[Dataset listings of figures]

= = = =

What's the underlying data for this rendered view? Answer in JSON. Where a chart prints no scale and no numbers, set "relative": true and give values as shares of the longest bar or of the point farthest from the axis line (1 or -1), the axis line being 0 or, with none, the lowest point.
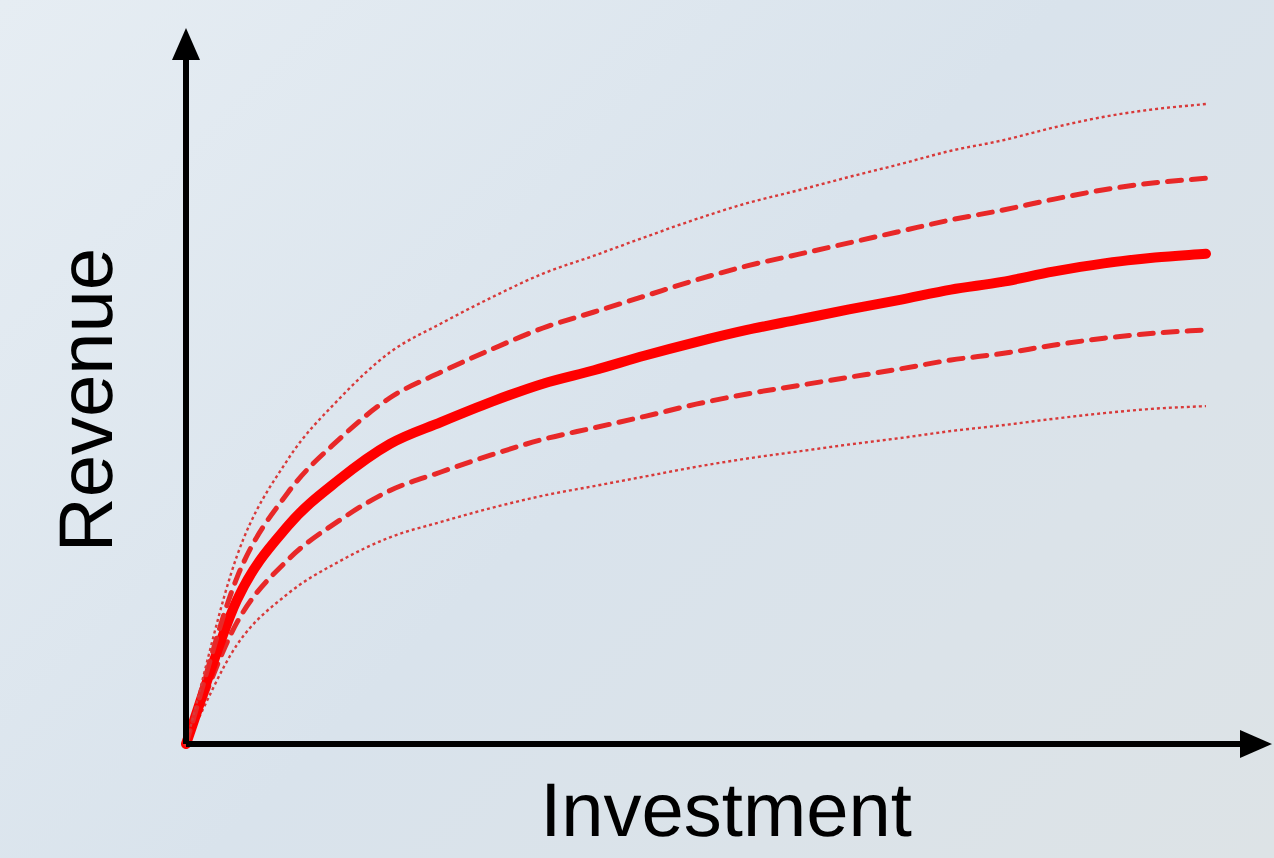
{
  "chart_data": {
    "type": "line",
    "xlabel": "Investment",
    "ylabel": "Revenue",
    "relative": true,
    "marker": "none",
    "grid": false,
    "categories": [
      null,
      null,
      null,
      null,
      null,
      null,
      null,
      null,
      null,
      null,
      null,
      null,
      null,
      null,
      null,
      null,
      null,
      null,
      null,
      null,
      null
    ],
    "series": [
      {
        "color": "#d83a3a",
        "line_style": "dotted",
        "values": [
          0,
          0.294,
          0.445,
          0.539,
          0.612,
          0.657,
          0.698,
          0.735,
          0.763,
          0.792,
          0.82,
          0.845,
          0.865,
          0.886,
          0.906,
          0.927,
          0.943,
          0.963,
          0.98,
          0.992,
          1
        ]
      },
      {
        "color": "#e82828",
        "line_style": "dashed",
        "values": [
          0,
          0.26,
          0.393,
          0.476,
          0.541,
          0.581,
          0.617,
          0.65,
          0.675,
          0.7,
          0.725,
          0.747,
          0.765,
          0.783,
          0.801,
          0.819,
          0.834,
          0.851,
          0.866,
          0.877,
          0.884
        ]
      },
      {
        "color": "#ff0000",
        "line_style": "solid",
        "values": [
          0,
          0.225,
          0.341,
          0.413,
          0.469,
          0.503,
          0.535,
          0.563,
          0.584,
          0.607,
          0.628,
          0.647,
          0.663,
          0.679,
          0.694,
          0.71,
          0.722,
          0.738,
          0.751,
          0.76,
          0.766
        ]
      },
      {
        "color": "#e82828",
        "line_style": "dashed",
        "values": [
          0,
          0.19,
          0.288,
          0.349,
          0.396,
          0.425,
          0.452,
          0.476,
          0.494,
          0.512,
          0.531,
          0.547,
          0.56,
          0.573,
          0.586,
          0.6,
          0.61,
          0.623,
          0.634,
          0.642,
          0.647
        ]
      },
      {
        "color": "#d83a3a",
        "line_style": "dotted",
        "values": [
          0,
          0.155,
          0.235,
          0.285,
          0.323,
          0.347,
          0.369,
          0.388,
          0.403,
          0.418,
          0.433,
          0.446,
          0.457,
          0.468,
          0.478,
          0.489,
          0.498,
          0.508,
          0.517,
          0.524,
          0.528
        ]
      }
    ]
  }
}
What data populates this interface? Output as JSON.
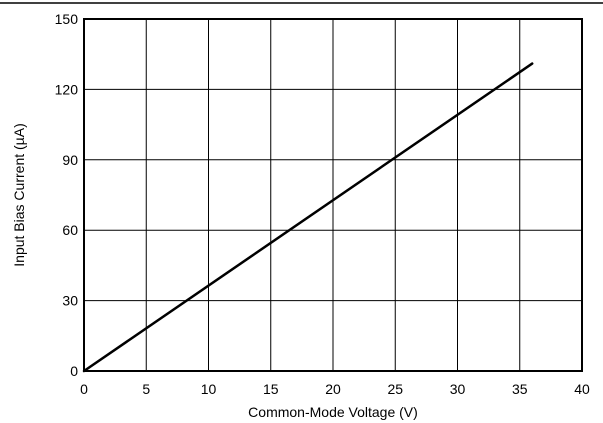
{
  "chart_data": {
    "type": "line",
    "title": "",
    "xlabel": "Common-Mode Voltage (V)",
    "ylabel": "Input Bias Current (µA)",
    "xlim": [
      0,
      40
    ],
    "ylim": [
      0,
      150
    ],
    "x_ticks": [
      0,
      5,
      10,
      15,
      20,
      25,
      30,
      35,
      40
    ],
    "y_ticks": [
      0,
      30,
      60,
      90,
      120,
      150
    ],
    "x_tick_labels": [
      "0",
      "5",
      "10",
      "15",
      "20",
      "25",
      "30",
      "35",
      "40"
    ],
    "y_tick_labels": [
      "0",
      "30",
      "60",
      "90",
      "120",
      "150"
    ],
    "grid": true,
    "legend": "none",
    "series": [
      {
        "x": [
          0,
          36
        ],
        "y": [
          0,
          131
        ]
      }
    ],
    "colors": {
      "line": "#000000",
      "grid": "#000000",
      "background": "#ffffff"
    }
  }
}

= = = =

* [Objective]
Exactly reproduce each record, leaving out any pictures.

* [Answer for this exercise]
What's the underlying data for this rendered view? Answer in JSON. Where a chart prints no scale and no numbers, set "relative": true and give values as shares of the longest bar or of the point farthest from the axis line (1 or -1), the axis line being 0 or, with none, the lowest point.
{
  "chart_data": {
    "type": "line",
    "xlabel": "Investment",
    "ylabel": "Revenue",
    "relative": true,
    "marker": "none",
    "grid": false,
    "categories": [
      null,
      null,
      null,
      null,
      null,
      null,
      null,
      null,
      null,
      null,
      null,
      null,
      null,
      null,
      null,
      null,
      null,
      null,
      null,
      null,
      null
    ],
    "series": [
      {
        "color": "#d83a3a",
        "line_style": "dotted",
        "values": [
          0,
          0.294,
          0.445,
          0.539,
          0.612,
          0.657,
          0.698,
          0.735,
          0.763,
          0.792,
          0.82,
          0.845,
          0.865,
          0.886,
          0.906,
          0.927,
          0.943,
          0.963,
          0.98,
          0.992,
          1
        ]
      },
      {
        "color": "#e82828",
        "line_style": "dashed",
        "values": [
          0,
          0.26,
          0.393,
          0.476,
          0.541,
          0.581,
          0.617,
          0.65,
          0.675,
          0.7,
          0.725,
          0.747,
          0.765,
          0.783,
          0.801,
          0.819,
          0.834,
          0.851,
          0.866,
          0.877,
          0.884
        ]
      },
      {
        "color": "#ff0000",
        "line_style": "solid",
        "values": [
          0,
          0.225,
          0.341,
          0.413,
          0.469,
          0.503,
          0.535,
          0.563,
          0.584,
          0.607,
          0.628,
          0.647,
          0.663,
          0.679,
          0.694,
          0.71,
          0.722,
          0.738,
          0.751,
          0.76,
          0.766
        ]
      },
      {
        "color": "#e82828",
        "line_style": "dashed",
        "values": [
          0,
          0.19,
          0.288,
          0.349,
          0.396,
          0.425,
          0.452,
          0.476,
          0.494,
          0.512,
          0.531,
          0.547,
          0.56,
          0.573,
          0.586,
          0.6,
          0.61,
          0.623,
          0.634,
          0.642,
          0.647
        ]
      },
      {
        "color": "#d83a3a",
        "line_style": "dotted",
        "values": [
          0,
          0.155,
          0.235,
          0.285,
          0.323,
          0.347,
          0.369,
          0.388,
          0.403,
          0.418,
          0.433,
          0.446,
          0.457,
          0.468,
          0.478,
          0.489,
          0.498,
          0.508,
          0.517,
          0.524,
          0.528
        ]
      }
    ]
  }
}
What data populates this interface? Output as JSON.
{
  "chart_data": {
    "type": "line",
    "title": "",
    "xlabel": "Common-Mode Voltage (V)",
    "ylabel": "Input Bias Current (µA)",
    "xlim": [
      0,
      40
    ],
    "ylim": [
      0,
      150
    ],
    "x_ticks": [
      0,
      5,
      10,
      15,
      20,
      25,
      30,
      35,
      40
    ],
    "y_ticks": [
      0,
      30,
      60,
      90,
      120,
      150
    ],
    "x_tick_labels": [
      "0",
      "5",
      "10",
      "15",
      "20",
      "25",
      "30",
      "35",
      "40"
    ],
    "y_tick_labels": [
      "0",
      "30",
      "60",
      "90",
      "120",
      "150"
    ],
    "grid": true,
    "legend": "none",
    "series": [
      {
        "x": [
          0,
          36
        ],
        "y": [
          0,
          131
        ]
      }
    ],
    "colors": {
      "line": "#000000",
      "grid": "#000000",
      "background": "#ffffff"
    }
  }
}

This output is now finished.